* Extracted text
···

      The other books here are graphic novels, and never mind the academic distinctions between them and comics – the different visual impact is clear enough. Beowulf will dismay purists, but in fact it is a highly impressive interpretation of the famed Old English epic (although the cover wrongly calls Beowulf “the world’s first – and greatest – hero,” a designation more properly belonging to Gilgamesh, whose tale is more than 3,000 years older). Stefan Petrucha gets a surprising amount of the context of Beowulf right: the poem was written when Christianity was still trying to displace older religions, and that is in part what it is about – and Petrucha maintains both the Norse elements (forms of heroism, funerals, the notion of “Wyrd” as Fate) and the Christian ones (the monster Grendel, a descendant of Cain, going on the attack “cloaked in the hatred of God”). Kody Chamberlain’s moody illustrations, in dark hues throughout, beautifully capture the worldview of the Beowulf poet and help readers envision a people for whom heroism is the only hope of escape from darkness. Besides, Beowulf is a tremendously thrilling story – it fits the graphic-novel format surprisingly well.
···
* Listed records

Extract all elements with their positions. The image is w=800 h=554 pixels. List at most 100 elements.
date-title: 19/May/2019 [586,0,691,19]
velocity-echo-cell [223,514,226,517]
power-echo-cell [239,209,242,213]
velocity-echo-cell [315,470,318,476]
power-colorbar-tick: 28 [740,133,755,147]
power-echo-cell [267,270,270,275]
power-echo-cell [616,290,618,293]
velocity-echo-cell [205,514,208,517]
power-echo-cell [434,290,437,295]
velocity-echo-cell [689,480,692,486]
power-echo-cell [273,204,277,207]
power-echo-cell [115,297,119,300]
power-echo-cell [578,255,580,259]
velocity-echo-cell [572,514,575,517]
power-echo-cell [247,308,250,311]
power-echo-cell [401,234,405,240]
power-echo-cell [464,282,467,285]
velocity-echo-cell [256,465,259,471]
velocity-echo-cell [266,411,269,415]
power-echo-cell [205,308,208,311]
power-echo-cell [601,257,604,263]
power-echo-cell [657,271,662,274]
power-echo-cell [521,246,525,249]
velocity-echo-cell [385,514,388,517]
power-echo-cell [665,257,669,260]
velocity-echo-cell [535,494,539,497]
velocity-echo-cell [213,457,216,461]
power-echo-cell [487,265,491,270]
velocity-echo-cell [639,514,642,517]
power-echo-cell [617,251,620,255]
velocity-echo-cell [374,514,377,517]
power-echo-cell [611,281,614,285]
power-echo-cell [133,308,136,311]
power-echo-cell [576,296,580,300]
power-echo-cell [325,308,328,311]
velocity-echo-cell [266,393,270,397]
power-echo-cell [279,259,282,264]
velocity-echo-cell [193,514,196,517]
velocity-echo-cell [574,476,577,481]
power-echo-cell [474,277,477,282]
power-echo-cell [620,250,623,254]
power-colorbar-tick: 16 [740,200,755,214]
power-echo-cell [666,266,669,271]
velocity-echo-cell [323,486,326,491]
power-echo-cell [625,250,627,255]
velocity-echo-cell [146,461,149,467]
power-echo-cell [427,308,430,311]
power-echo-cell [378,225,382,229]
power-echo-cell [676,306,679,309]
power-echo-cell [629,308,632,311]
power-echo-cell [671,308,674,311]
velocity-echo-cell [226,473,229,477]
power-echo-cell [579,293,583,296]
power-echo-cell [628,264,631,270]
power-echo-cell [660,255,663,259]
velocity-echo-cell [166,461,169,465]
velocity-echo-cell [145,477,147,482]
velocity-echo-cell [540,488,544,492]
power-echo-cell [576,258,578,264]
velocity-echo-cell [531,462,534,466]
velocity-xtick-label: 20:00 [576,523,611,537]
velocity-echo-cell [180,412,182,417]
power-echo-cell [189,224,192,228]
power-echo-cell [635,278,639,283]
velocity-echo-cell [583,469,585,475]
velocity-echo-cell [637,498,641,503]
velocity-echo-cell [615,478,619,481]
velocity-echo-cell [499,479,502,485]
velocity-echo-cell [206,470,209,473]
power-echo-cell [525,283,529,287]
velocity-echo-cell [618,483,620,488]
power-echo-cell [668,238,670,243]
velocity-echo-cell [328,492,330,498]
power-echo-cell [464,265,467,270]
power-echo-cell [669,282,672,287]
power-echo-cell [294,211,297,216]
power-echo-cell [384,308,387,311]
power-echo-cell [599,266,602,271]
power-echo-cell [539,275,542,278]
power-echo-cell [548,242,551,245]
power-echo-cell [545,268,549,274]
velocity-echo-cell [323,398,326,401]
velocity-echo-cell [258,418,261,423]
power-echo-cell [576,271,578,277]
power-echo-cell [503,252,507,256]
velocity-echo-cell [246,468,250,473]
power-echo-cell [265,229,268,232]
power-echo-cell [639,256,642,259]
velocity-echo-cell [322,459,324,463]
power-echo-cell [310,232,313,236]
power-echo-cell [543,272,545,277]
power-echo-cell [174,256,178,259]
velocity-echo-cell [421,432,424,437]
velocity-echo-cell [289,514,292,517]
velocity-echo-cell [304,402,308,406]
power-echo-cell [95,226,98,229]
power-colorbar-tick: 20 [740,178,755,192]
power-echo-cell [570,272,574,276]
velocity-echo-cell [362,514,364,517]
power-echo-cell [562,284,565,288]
···
* What is expected
According to the passage on the Beowulf graphic novel, to whom does the designation "the world's first – and greatest – hero" more properly belong? The lines can be set aside; nothing here depends on them.

* Finished exercise
Gilgamesh